PROBLEM TO WORK ON: Exclude images, then output the remaining data verbatim.

DATA TO PROCESS:
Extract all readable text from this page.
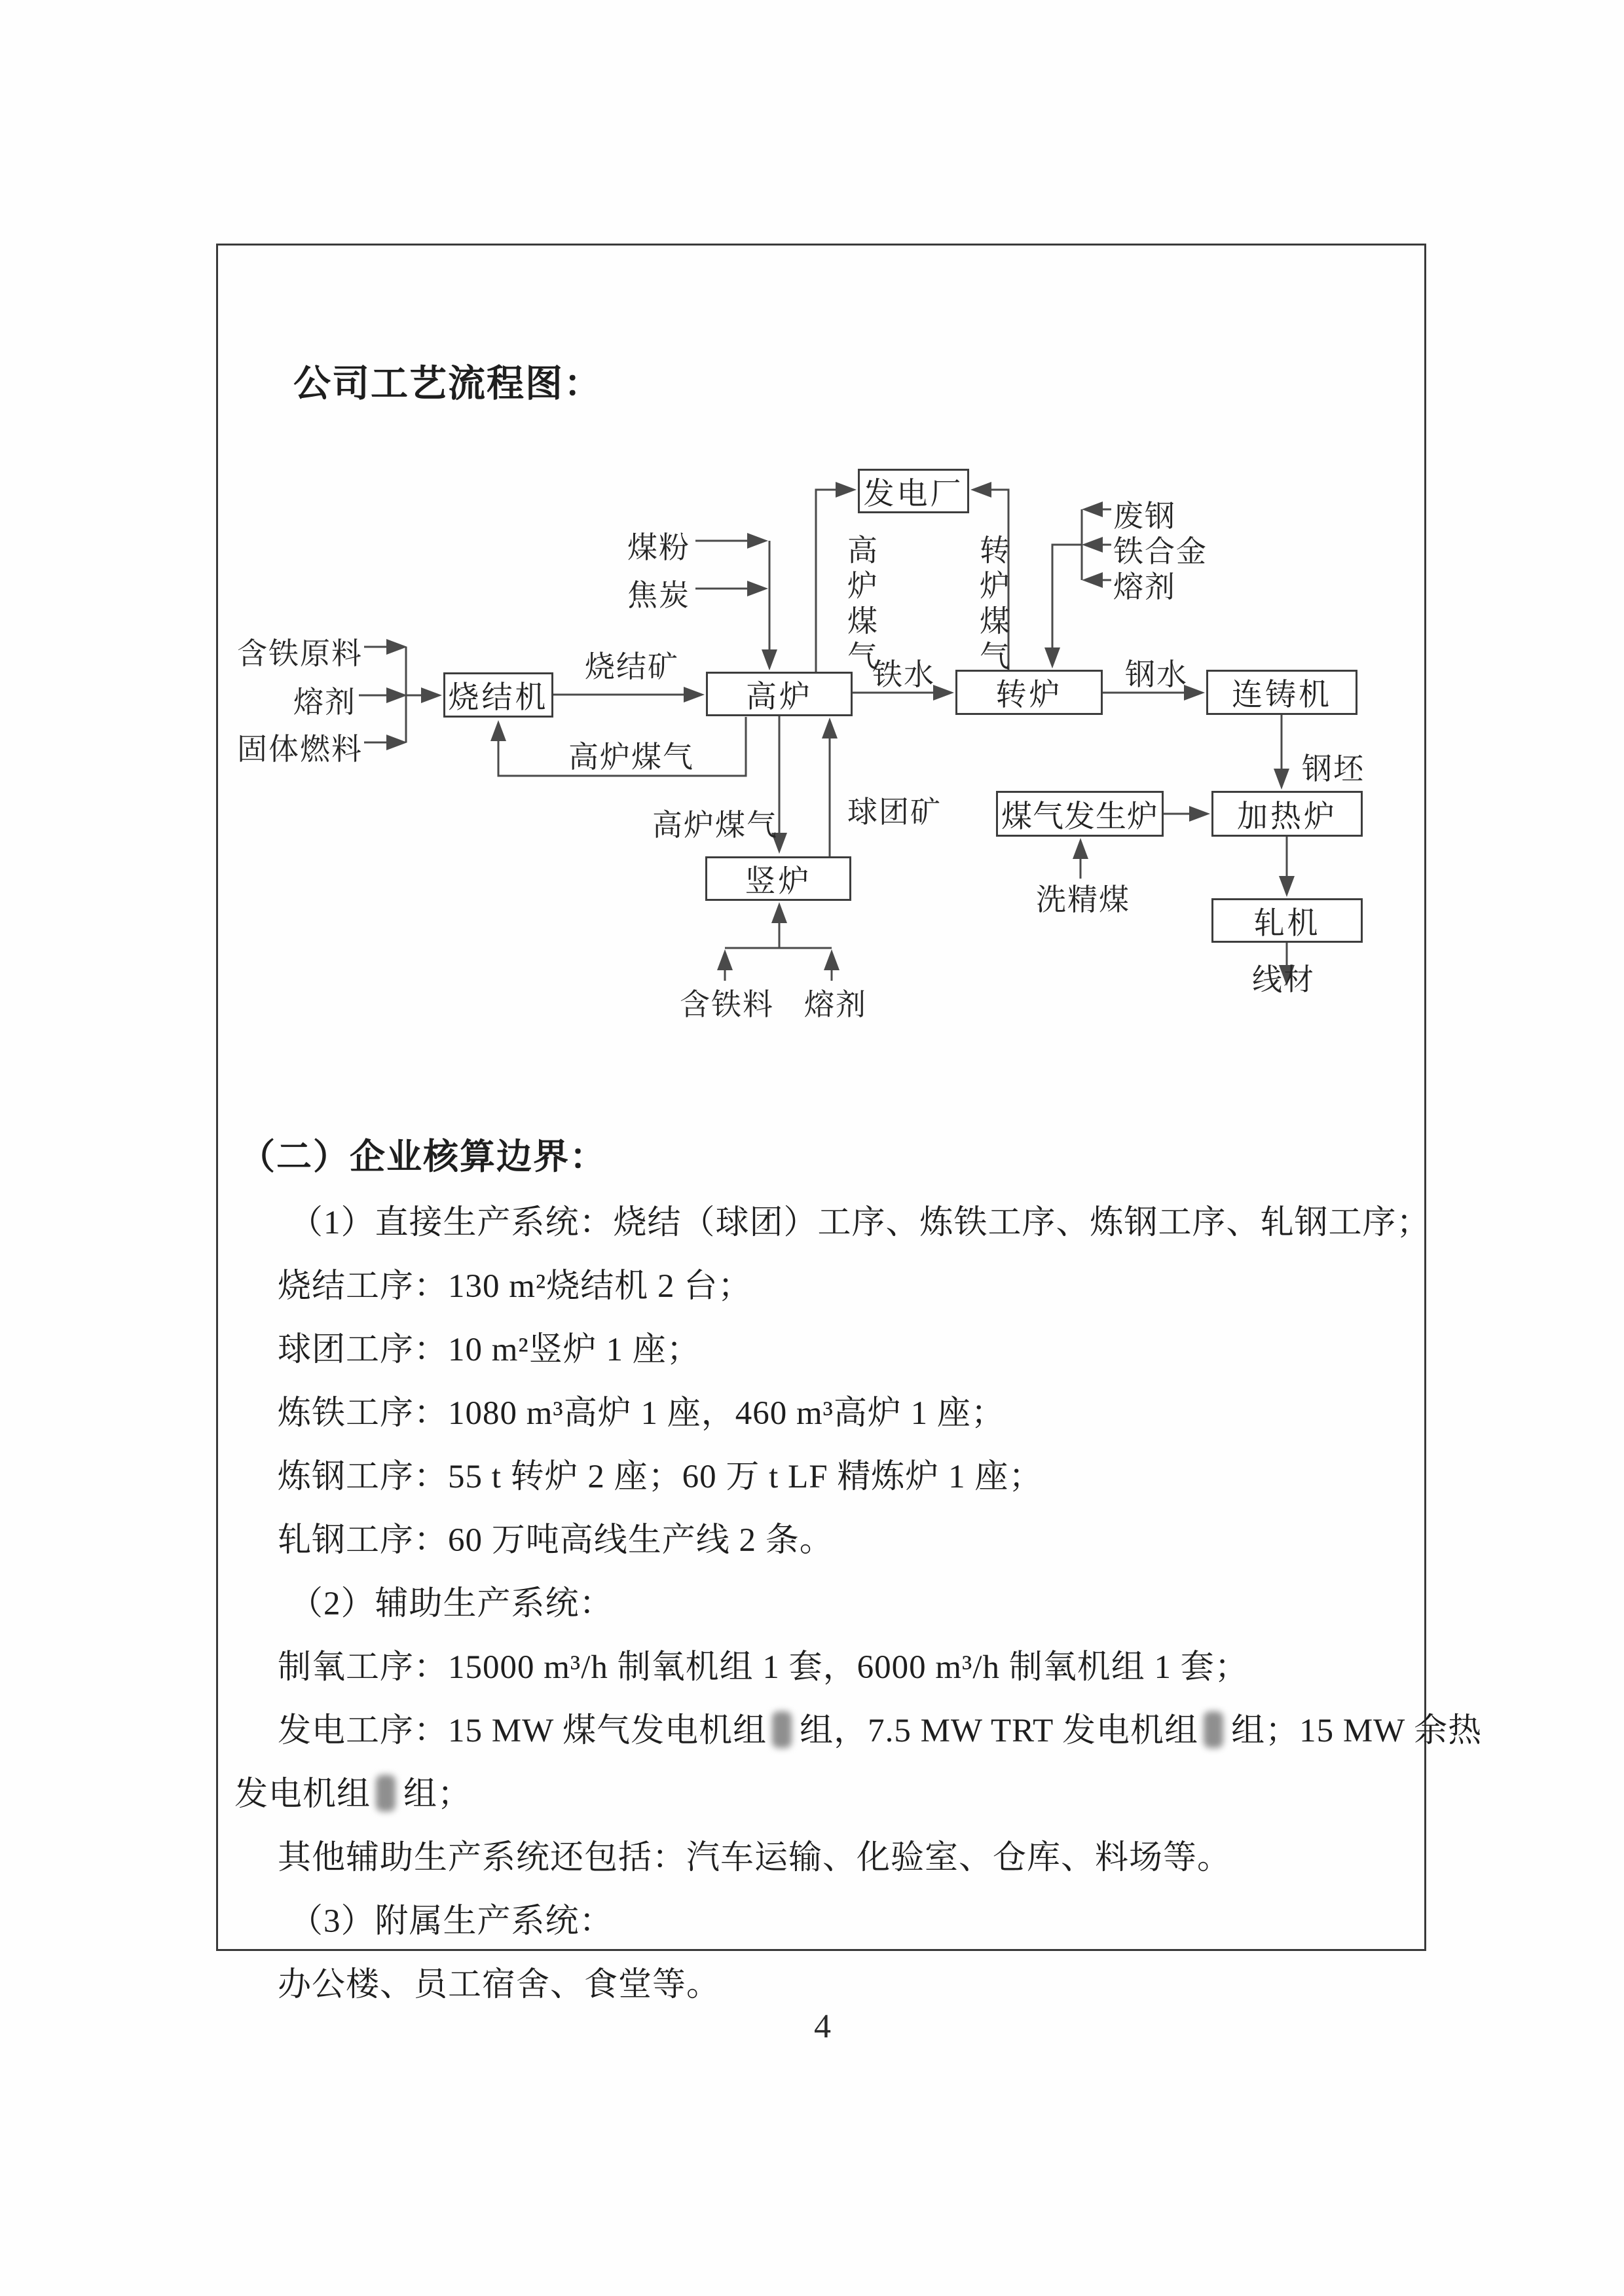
公司工艺流程图：
发电厂
烧结机	高炉	转炉	连铸机
煤气发生炉	加热炉
竖炉
轧机
煤粉
焦炭
废钢
铁合金
熔剂
含铁原料
熔剂
固体燃料
烧结矿	铁水	钢水
钢坯
球团矿
高炉煤气
高炉煤气
洗精煤
含铁料 熔剂
线材
高炉煤气	转炉煤气
（二）企业核算边界：
（1）直接生产系统：烧结（球团）工序、炼铁工序、炼钢工序、轧钢工序；
烧结工序：130 m²烧结机 2 台；
球团工序：10 m²竖炉 1 座；
炼铁工序：1080 m³高炉 1 座，460 m³高炉 1 座；
炼钢工序：55 t 转炉 2 座；60 万 t LF 精炼炉 1 座；
轧钢工序：60 万吨高线生产线 2 条。
（2）辅助生产系统：
制氧工序：15000 m³/h 制氧机组 1 套，6000 m³/h 制氧机组 1 套；
发电工序：15 MW 煤气发电机组 组，7.5 MW TRT 发电机组 组；15 MW 余热
发电机组 组；
其他辅助生产系统还包括：汽车运输、化验室、仓库、料场等。
（3）附属生产系统：
办公楼、员工宿舍、食堂等。
4
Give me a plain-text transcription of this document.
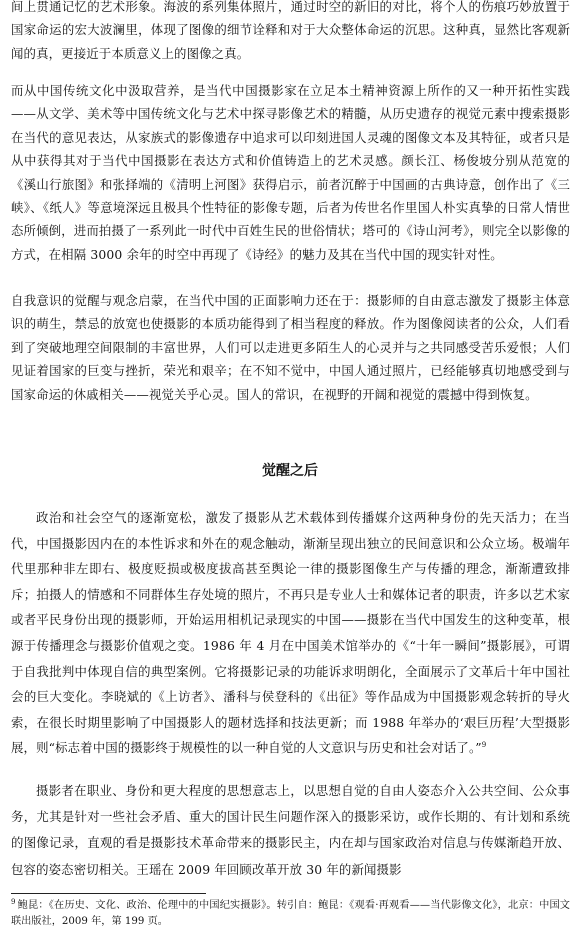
间上贯通记忆的艺术形象。海波的系列集体照片，通过时空的新旧的对比，将个人的伤痕巧妙放置于国家命运的宏大波澜里，体现了图像的细节诠释和对于大众整体命运的沉思。这种真，显然比客观新闻的真，更接近于本质意义上的图像之真。

而从中国传统文化中汲取营养，是当代中国摄影家在立足本土精神资源上所作的又一种开拓性实践——从文学、美术等中国传统文化与艺术中探寻影像艺术的精髓，从历史遗存的视觉元素中搜索摄影在当代的意见表达，从家族式的影像遗存中追求可以印刻进国人灵魂的图像文本及其特征，或者只是从中获得其对于当代中国摄影在表达方式和价值铸造上的艺术灵感。颜长江、杨俊坡分别从范宽的《溪山行旅图》和张择端的《清明上河图》获得启示，前者沉醉于中国画的古典诗意，创作出了《三峡》、《纸人》等意境深远且极具个性特征的影像专题，后者为传世名作里国人朴实真挚的日常人情世态所倾倒，进而拍摄了一系列此一时代中百姓生民的世俗情状；塔可的《诗山河考》，则完全以影像的方式，在相隔 3000 余年的时空中再现了《诗经》的魅力及其在当代中国的现实针对性。

自我意识的觉醒与观念启蒙，在当代中国的正面影响力还在于：摄影师的自由意志激发了摄影主体意识的萌生，禁忌的放宽也使摄影的本质功能得到了相当程度的释放。作为图像阅读者的公众，人们看到了突破地理空间限制的丰富世界，人们可以走进更多陌生人的心灵并与之共同感受苦乐爱恨；人们见证着国家的巨变与挫折，荣光和艰辛；在不知不觉中，中国人通过照片，已经能够真切地感受到与国家命运的休戚相关——视觉关乎心灵。国人的常识，在视野的开阔和视觉的震撼中得到恢复。

觉醒之后

政治和社会空气的逐渐宽松，激发了摄影从艺术载体到传播媒介这两种身份的先天活力；在当代，中国摄影因内在的本性诉求和外在的观念触动，渐渐呈现出独立的民间意识和公众立场。极端年代里那种非左即右、极度贬损或极度拔高甚至舆论一律的摄影图像生产与传播的理念，渐渐遭致排斥；拍摄人的情感和不同群体生存处境的照片，不再只是专业人士和媒体记者的职责，许多以艺术家或者平民身份出现的摄影师，开始运用相机记录现实的中国——摄影在当代中国发生的这种变革，根源于传播理念与摄影价值观之变。1986 年 4 月在中国美术馆举办的《“十年一瞬间”摄影展》，可谓于自我批判中体现自信的典型案例。它将摄影记录的功能诉求明朗化，全面展示了文革后十年中国社会的巨大变化。李晓斌的《上访者》、潘科与侯登科的《出征》等作品成为中国摄影观念转折的导火索，在很长时期里影响了中国摄影人的题材选择和技法更新；而 1988 年举办的‘艰巨历程’大型摄影展，则“标志着中国的摄影终于规模性的以一种自觉的人文意识与历史和社会对话了。”$^9$

摄影者在职业、身份和更大程度的思想意志上，以思想自觉的自由人姿态介入公共空间、公众事务，尤其是针对一些社会矛盾、重大的国计民生问题作深入的摄影采访，或作长期的、有计划和系统的图像记录，直观的看是摄影技术革命带来的摄影民主，内在却与国家政治对信息与传媒渐趋开放、包容的姿态密切相关。王瑶在 2009 年回顾改革开放 30 年的新闻摄影

$^9$ 鲍昆：《在历史、文化、政治、伦理中的中国纪实摄影》。转引自：鲍昆：《观看·再观看——当代影像文化》，北京：中国文联出版社，2009 年，第 199 页。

ANSWER IN FULL:
Extract all readable text from this page.
公司工艺流程图：
发电厂
烧结机	高炉	转炉	连铸机
煤气发生炉	加热炉
竖炉
轧机
煤粉
焦炭
废钢
铁合金
熔剂
含铁原料
熔剂
固体燃料
烧结矿	铁水	钢水
钢坯
球团矿
高炉煤气
高炉煤气
洗精煤
含铁料 熔剂
线材
高炉煤气	转炉煤气
（二）企业核算边界：
（1）直接生产系统：烧结（球团）工序、炼铁工序、炼钢工序、轧钢工序；
烧结工序：130 m²烧结机 2 台；
球团工序：10 m²竖炉 1 座；
炼铁工序：1080 m³高炉 1 座，460 m³高炉 1 座；
炼钢工序：55 t 转炉 2 座；60 万 t LF 精炼炉 1 座；
轧钢工序：60 万吨高线生产线 2 条。
（2）辅助生产系统：
制氧工序：15000 m³/h 制氧机组 1 套，6000 m³/h 制氧机组 1 套；
发电工序：15 MW 煤气发电机组 组，7.5 MW TRT 发电机组 组；15 MW 余热
发电机组 组；
其他辅助生产系统还包括：汽车运输、化验室、仓库、料场等。
（3）附属生产系统：
办公楼、员工宿舍、食堂等。
4
Give me a plain-text transcription of this document.
间上贯通记忆的艺术形象。海波的系列集体照片，通过时空的新旧的对比，将个人的伤痕巧妙放置于国家命运的宏大波澜里，体现了图像的细节诠释和对于大众整体命运的沉思。这种真，显然比客观新闻的真，更接近于本质意义上的图像之真。

而从中国传统文化中汲取营养，是当代中国摄影家在立足本土精神资源上所作的又一种开拓性实践——从文学、美术等中国传统文化与艺术中探寻影像艺术的精髓，从历史遗存的视觉元素中搜索摄影在当代的意见表达，从家族式的影像遗存中追求可以印刻进国人灵魂的图像文本及其特征，或者只是从中获得其对于当代中国摄影在表达方式和价值铸造上的艺术灵感。颜长江、杨俊坡分别从范宽的《溪山行旅图》和张择端的《清明上河图》获得启示，前者沉醉于中国画的古典诗意，创作出了《三峡》、《纸人》等意境深远且极具个性特征的影像专题，后者为传世名作里国人朴实真挚的日常人情世态所倾倒，进而拍摄了一系列此一时代中百姓生民的世俗情状；塔可的《诗山河考》，则完全以影像的方式，在相隔 3000 余年的时空中再现了《诗经》的魅力及其在当代中国的现实针对性。

自我意识的觉醒与观念启蒙，在当代中国的正面影响力还在于：摄影师的自由意志激发了摄影主体意识的萌生，禁忌的放宽也使摄影的本质功能得到了相当程度的释放。作为图像阅读者的公众，人们看到了突破地理空间限制的丰富世界，人们可以走进更多陌生人的心灵并与之共同感受苦乐爱恨；人们见证着国家的巨变与挫折，荣光和艰辛；在不知不觉中，中国人通过照片，已经能够真切地感受到与国家命运的休戚相关——视觉关乎心灵。国人的常识，在视野的开阔和视觉的震撼中得到恢复。

觉醒之后

政治和社会空气的逐渐宽松，激发了摄影从艺术载体到传播媒介这两种身份的先天活力；在当代，中国摄影因内在的本性诉求和外在的观念触动，渐渐呈现出独立的民间意识和公众立场。极端年代里那种非左即右、极度贬损或极度拔高甚至舆论一律的摄影图像生产与传播的理念，渐渐遭致排斥；拍摄人的情感和不同群体生存处境的照片，不再只是专业人士和媒体记者的职责，许多以艺术家或者平民身份出现的摄影师，开始运用相机记录现实的中国——摄影在当代中国发生的这种变革，根源于传播理念与摄影价值观之变。1986 年 4 月在中国美术馆举办的《“十年一瞬间”摄影展》，可谓于自我批判中体现自信的典型案例。它将摄影记录的功能诉求明朗化，全面展示了文革后十年中国社会的巨大变化。李晓斌的《上访者》、潘科与侯登科的《出征》等作品成为中国摄影观念转折的导火索，在很长时期里影响了中国摄影人的题材选择和技法更新；而 1988 年举办的‘艰巨历程’大型摄影展，则“标志着中国的摄影终于规模性的以一种自觉的人文意识与历史和社会对话了。”$^9$

摄影者在职业、身份和更大程度的思想意志上，以思想自觉的自由人姿态介入公共空间、公众事务，尤其是针对一些社会矛盾、重大的国计民生问题作深入的摄影采访，或作长期的、有计划和系统的图像记录，直观的看是摄影技术革命带来的摄影民主，内在却与国家政治对信息与传媒渐趋开放、包容的姿态密切相关。王瑶在 2009 年回顾改革开放 30 年的新闻摄影

$^9$ 鲍昆：《在历史、文化、政治、伦理中的中国纪实摄影》。转引自：鲍昆：《观看·再观看——当代影像文化》，北京：中国文联出版社，2009 年，第 199 页。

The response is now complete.